--- Exercise instructions ---
Search each line below for the word "document" and list those that contain it.

--- Data records ---

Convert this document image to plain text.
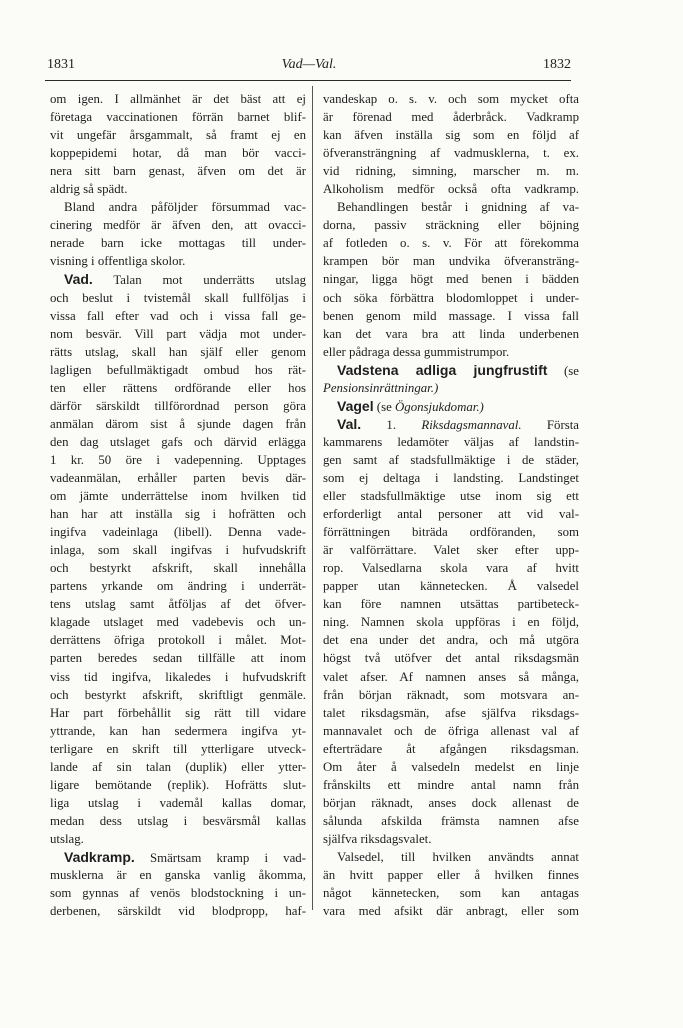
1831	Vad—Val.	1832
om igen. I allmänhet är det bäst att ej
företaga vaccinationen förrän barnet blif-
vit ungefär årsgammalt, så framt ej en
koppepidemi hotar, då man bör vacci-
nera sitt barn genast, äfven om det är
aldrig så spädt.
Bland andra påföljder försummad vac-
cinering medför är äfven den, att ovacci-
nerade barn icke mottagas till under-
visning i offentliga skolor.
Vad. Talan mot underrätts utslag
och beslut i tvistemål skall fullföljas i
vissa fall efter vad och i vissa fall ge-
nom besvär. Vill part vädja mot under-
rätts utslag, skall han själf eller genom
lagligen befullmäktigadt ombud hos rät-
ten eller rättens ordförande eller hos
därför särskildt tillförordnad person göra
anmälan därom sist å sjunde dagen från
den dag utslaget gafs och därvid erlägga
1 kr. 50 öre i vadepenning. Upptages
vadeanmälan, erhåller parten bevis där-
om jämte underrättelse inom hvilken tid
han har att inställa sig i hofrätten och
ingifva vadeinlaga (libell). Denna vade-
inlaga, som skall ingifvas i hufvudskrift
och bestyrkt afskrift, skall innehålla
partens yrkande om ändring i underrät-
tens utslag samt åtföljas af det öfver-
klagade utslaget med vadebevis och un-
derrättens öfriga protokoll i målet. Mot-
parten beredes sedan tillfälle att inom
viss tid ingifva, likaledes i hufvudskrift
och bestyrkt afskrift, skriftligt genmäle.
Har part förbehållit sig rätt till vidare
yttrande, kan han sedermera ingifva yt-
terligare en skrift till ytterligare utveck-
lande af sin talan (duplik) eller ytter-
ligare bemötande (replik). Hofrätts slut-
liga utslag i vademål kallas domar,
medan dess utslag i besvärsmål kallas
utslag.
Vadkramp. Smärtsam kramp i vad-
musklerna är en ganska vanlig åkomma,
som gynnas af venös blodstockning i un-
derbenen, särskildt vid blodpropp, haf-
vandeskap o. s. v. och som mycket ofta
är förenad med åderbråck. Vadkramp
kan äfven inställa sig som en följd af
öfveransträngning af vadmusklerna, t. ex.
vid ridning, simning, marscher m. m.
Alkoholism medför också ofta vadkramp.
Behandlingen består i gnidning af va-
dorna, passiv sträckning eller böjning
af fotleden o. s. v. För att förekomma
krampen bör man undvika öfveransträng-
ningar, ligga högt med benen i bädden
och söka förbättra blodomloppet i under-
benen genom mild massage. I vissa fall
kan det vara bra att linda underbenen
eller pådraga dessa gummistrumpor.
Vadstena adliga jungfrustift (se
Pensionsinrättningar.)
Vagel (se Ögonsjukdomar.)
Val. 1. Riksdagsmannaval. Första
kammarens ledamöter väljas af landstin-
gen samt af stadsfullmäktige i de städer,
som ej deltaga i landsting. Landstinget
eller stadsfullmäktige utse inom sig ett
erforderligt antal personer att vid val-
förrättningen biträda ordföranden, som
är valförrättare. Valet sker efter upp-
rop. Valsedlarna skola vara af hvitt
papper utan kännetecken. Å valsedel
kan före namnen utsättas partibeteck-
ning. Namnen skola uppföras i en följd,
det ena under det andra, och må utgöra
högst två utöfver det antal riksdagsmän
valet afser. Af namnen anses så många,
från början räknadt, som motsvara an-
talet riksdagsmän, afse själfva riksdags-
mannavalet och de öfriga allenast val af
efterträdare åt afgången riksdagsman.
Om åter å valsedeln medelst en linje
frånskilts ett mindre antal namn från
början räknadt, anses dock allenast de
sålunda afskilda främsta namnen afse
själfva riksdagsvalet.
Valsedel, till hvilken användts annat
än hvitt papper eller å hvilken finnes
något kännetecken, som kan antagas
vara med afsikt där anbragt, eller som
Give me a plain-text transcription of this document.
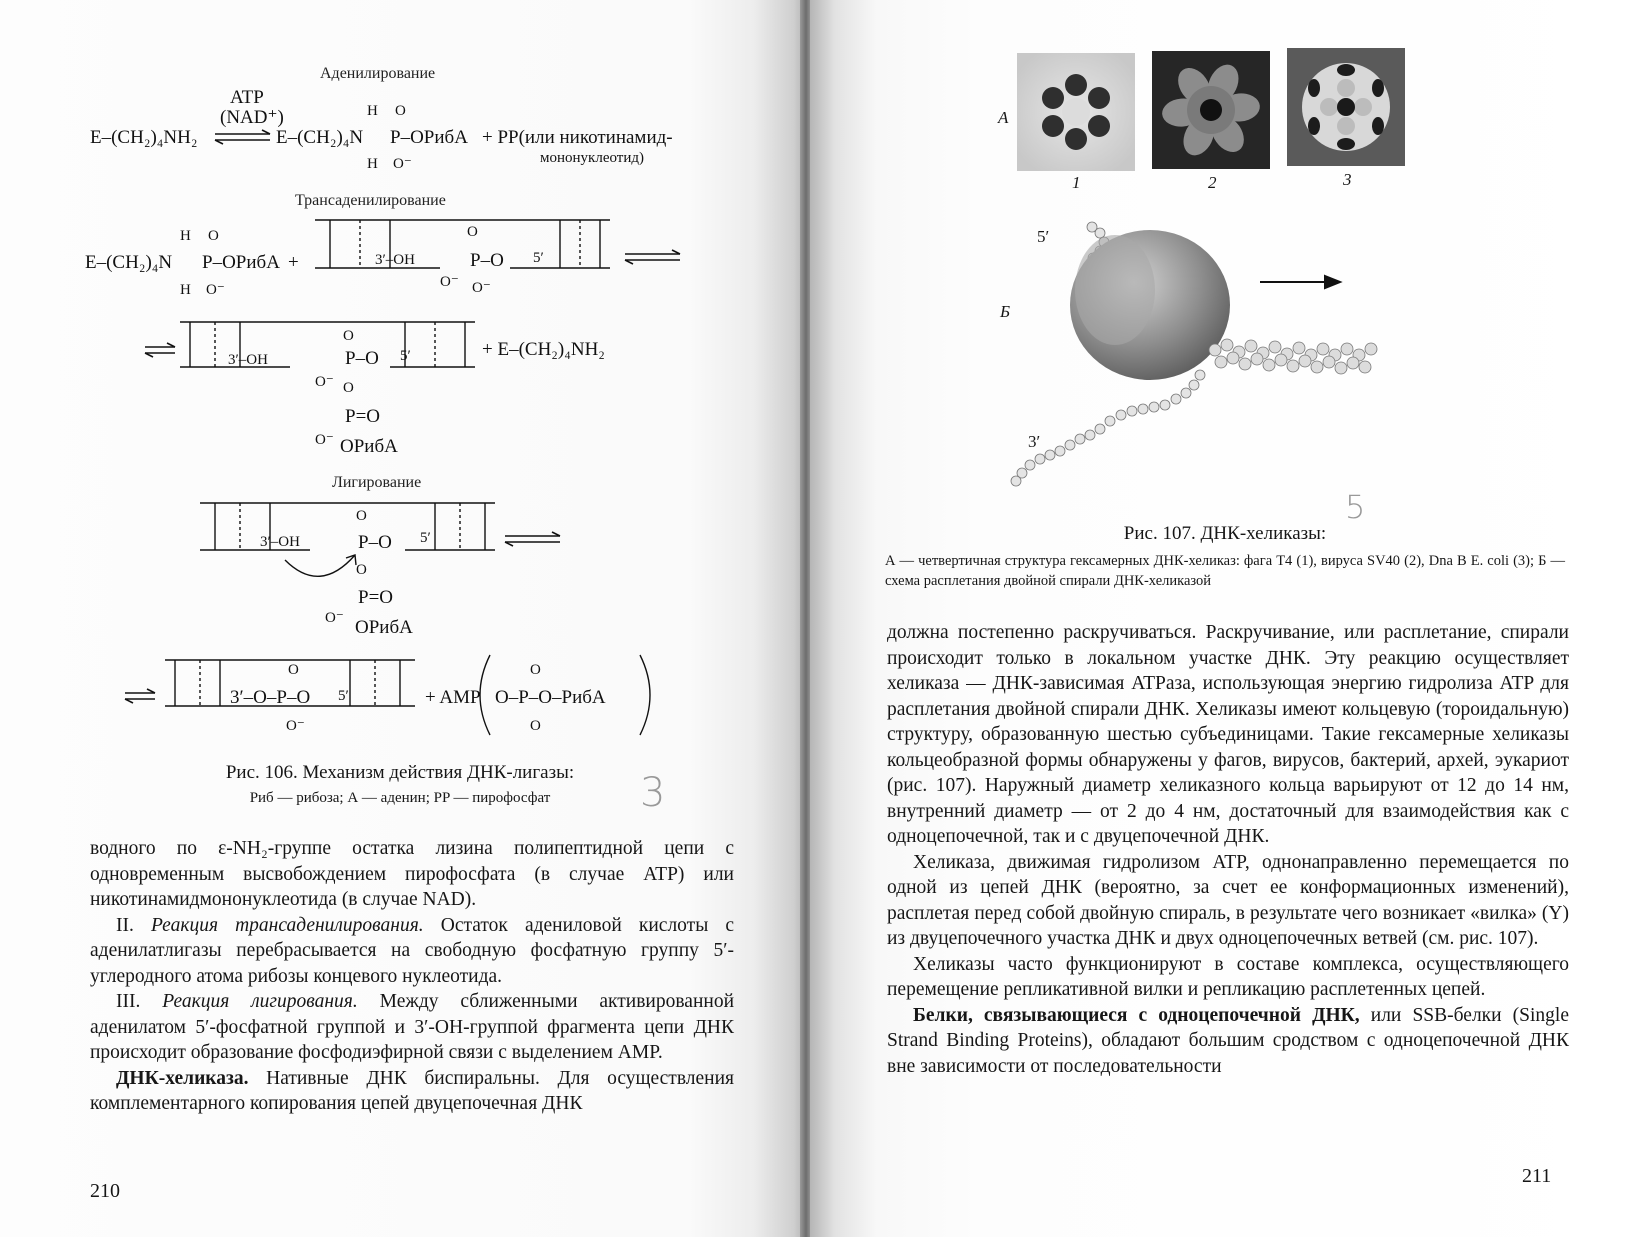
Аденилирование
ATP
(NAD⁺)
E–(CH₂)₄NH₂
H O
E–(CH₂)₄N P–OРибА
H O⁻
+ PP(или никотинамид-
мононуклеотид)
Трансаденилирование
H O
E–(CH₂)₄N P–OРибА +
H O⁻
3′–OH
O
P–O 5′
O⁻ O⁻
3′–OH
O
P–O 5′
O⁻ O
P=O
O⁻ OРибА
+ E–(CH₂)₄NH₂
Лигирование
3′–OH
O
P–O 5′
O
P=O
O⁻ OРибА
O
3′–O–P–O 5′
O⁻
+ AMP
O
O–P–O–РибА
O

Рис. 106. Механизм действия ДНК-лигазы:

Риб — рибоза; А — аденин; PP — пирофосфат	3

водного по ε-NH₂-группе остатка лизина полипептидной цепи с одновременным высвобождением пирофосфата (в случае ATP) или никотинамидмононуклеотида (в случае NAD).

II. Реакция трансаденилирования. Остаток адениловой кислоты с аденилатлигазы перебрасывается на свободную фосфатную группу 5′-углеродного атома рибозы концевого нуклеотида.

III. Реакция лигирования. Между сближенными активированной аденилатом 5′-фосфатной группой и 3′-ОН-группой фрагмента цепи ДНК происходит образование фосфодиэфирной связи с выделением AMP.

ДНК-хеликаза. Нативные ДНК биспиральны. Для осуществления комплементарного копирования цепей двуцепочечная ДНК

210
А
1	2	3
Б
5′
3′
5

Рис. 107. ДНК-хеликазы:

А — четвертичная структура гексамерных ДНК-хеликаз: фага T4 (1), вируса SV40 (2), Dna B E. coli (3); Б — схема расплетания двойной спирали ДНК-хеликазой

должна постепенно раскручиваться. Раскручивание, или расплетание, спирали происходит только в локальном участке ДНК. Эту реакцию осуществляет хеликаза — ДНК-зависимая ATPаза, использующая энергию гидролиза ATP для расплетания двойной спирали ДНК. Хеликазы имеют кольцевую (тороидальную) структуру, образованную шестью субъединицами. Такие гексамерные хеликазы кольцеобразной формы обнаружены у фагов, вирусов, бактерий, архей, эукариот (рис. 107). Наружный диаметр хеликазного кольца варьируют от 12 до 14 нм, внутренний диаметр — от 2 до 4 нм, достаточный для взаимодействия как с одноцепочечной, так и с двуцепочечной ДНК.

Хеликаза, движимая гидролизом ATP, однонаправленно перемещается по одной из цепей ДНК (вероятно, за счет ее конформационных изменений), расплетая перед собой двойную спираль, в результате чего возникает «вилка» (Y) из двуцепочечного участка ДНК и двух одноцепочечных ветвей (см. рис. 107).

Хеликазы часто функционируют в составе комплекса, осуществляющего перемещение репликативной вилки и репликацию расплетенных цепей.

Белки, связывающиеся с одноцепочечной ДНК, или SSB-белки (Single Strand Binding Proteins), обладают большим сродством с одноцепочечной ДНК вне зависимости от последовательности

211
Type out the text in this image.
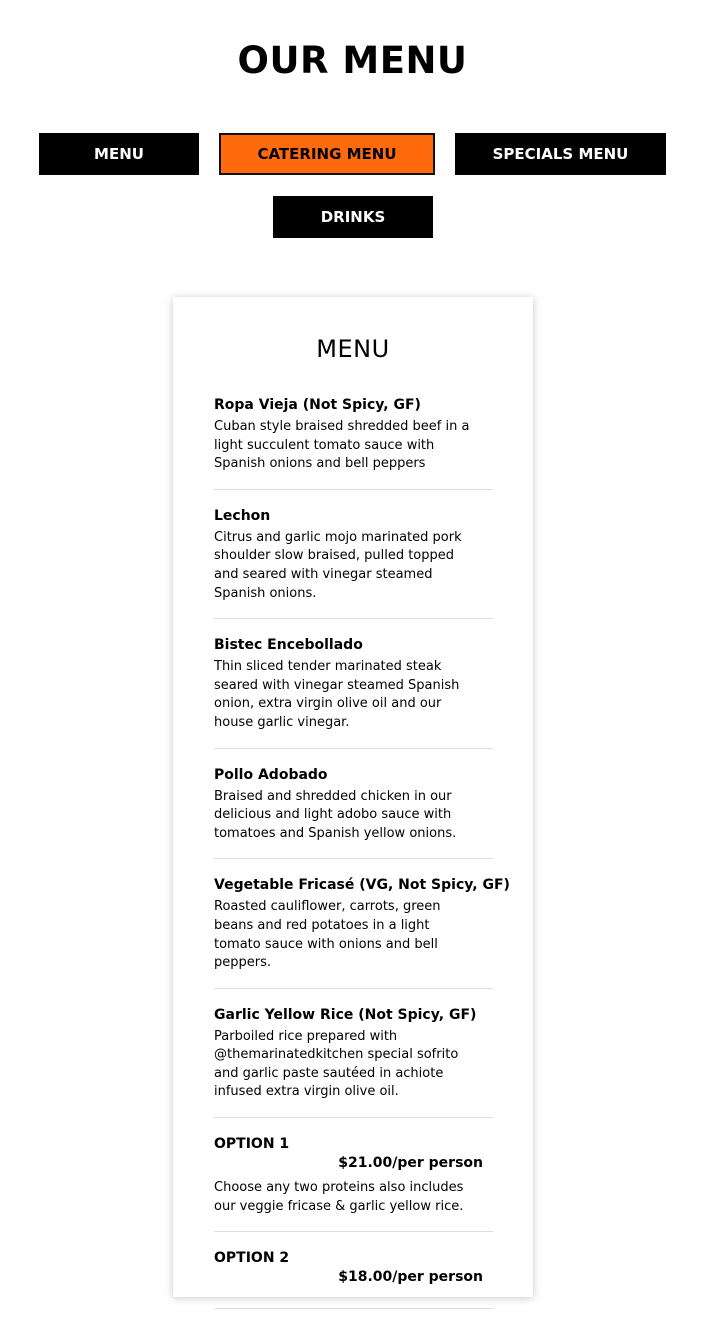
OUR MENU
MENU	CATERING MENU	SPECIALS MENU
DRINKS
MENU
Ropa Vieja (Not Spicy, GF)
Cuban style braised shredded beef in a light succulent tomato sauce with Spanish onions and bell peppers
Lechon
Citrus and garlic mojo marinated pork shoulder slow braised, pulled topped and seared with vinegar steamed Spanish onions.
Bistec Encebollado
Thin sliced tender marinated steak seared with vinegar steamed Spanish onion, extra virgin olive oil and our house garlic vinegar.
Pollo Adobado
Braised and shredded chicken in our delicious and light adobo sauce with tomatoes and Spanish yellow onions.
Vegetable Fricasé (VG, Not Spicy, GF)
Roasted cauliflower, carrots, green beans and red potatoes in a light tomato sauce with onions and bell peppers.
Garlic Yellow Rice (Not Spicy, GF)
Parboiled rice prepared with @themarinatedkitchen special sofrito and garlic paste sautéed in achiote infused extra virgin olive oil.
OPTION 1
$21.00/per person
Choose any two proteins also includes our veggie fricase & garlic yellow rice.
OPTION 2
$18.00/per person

--- The answer ---
Convert this document image to plain text.
Give me a plain-text transcription of this document.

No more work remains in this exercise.